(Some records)
-- BEGIN --
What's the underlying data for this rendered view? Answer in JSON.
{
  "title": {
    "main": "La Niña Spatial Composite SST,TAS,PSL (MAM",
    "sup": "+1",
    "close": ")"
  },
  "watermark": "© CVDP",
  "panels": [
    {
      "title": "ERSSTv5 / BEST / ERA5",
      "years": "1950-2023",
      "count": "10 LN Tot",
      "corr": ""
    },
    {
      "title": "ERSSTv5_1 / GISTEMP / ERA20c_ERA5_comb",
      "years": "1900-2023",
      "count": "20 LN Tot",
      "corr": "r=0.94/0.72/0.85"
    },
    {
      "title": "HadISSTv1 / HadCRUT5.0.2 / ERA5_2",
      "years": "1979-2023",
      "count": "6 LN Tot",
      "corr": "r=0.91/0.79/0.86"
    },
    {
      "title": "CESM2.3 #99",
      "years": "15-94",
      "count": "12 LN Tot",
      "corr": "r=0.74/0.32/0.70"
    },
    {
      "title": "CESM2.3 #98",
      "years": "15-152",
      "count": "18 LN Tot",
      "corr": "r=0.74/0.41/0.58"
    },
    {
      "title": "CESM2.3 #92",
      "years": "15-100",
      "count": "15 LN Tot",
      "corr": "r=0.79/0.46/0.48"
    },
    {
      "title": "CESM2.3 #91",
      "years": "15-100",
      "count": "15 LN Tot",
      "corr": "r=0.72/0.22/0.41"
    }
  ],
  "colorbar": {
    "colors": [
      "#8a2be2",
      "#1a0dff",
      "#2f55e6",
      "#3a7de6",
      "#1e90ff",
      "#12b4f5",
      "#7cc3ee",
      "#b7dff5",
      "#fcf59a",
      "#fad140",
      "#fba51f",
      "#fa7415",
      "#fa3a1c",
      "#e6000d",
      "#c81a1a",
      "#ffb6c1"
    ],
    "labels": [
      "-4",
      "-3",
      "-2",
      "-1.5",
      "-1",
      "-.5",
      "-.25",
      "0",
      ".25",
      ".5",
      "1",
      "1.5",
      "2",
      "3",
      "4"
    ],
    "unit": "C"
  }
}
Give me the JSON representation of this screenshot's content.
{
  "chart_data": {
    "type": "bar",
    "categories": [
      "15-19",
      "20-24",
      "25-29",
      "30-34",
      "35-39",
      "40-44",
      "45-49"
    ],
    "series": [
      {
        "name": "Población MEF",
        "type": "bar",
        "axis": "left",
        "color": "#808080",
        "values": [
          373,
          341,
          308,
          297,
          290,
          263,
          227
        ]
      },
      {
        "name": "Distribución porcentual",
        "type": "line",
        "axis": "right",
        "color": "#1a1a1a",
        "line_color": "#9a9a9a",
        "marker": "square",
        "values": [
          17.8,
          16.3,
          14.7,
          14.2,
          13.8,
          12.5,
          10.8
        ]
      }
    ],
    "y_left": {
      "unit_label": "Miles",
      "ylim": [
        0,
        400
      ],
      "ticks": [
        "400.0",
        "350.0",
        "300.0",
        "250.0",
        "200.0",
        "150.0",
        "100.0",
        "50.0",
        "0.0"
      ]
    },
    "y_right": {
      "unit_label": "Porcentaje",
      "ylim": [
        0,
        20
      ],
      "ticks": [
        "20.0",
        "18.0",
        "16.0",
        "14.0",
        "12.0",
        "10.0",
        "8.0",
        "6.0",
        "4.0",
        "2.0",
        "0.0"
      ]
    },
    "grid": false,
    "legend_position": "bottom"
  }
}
-- END --
_Do this:_
Copy the material above back out, exactly as written.

_Exercise answer:_
What's the underlying data for this rendered view? Answer in JSON.
{
  "title": {
    "main": "La Niña Spatial Composite SST,TAS,PSL (MAM",
    "sup": "+1",
    "close": ")"
  },
  "watermark": "© CVDP",
  "panels": [
    {
      "title": "ERSSTv5 / BEST / ERA5",
      "years": "1950-2023",
      "count": "10 LN Tot",
      "corr": ""
    },
    {
      "title": "ERSSTv5_1 / GISTEMP / ERA20c_ERA5_comb",
      "years": "1900-2023",
      "count": "20 LN Tot",
      "corr": "r=0.94/0.72/0.85"
    },
    {
      "title": "HadISSTv1 / HadCRUT5.0.2 / ERA5_2",
      "years": "1979-2023",
      "count": "6 LN Tot",
      "corr": "r=0.91/0.79/0.86"
    },
    {
      "title": "CESM2.3 #99",
      "years": "15-94",
      "count": "12 LN Tot",
      "corr": "r=0.74/0.32/0.70"
    },
    {
      "title": "CESM2.3 #98",
      "years": "15-152",
      "count": "18 LN Tot",
      "corr": "r=0.74/0.41/0.58"
    },
    {
      "title": "CESM2.3 #92",
      "years": "15-100",
      "count": "15 LN Tot",
      "corr": "r=0.79/0.46/0.48"
    },
    {
      "title": "CESM2.3 #91",
      "years": "15-100",
      "count": "15 LN Tot",
      "corr": "r=0.72/0.22/0.41"
    }
  ],
  "colorbar": {
    "colors": [
      "#8a2be2",
      "#1a0dff",
      "#2f55e6",
      "#3a7de6",
      "#1e90ff",
      "#12b4f5",
      "#7cc3ee",
      "#b7dff5",
      "#fcf59a",
      "#fad140",
      "#fba51f",
      "#fa7415",
      "#fa3a1c",
      "#e6000d",
      "#c81a1a",
      "#ffb6c1"
    ],
    "labels": [
      "-4",
      "-3",
      "-2",
      "-1.5",
      "-1",
      "-.5",
      "-.25",
      "0",
      ".25",
      ".5",
      "1",
      "1.5",
      "2",
      "3",
      "4"
    ],
    "unit": "C"
  }
}
Give me the JSON representation of this screenshot's content.
{
  "chart_data": {
    "type": "bar",
    "categories": [
      "15-19",
      "20-24",
      "25-29",
      "30-34",
      "35-39",
      "40-44",
      "45-49"
    ],
    "series": [
      {
        "name": "Población MEF",
        "type": "bar",
        "axis": "left",
        "color": "#808080",
        "values": [
          373,
          341,
          308,
          297,
          290,
          263,
          227
        ]
      },
      {
        "name": "Distribución porcentual",
        "type": "line",
        "axis": "right",
        "color": "#1a1a1a",
        "line_color": "#9a9a9a",
        "marker": "square",
        "values": [
          17.8,
          16.3,
          14.7,
          14.2,
          13.8,
          12.5,
          10.8
        ]
      }
    ],
    "y_left": {
      "unit_label": "Miles",
      "ylim": [
        0,
        400
      ],
      "ticks": [
        "400.0",
        "350.0",
        "300.0",
        "250.0",
        "200.0",
        "150.0",
        "100.0",
        "50.0",
        "0.0"
      ]
    },
    "y_right": {
      "unit_label": "Porcentaje",
      "ylim": [
        0,
        20
      ],
      "ticks": [
        "20.0",
        "18.0",
        "16.0",
        "14.0",
        "12.0",
        "10.0",
        "8.0",
        "6.0",
        "4.0",
        "2.0",
        "0.0"
      ]
    },
    "grid": false,
    "legend_position": "bottom"
  }
}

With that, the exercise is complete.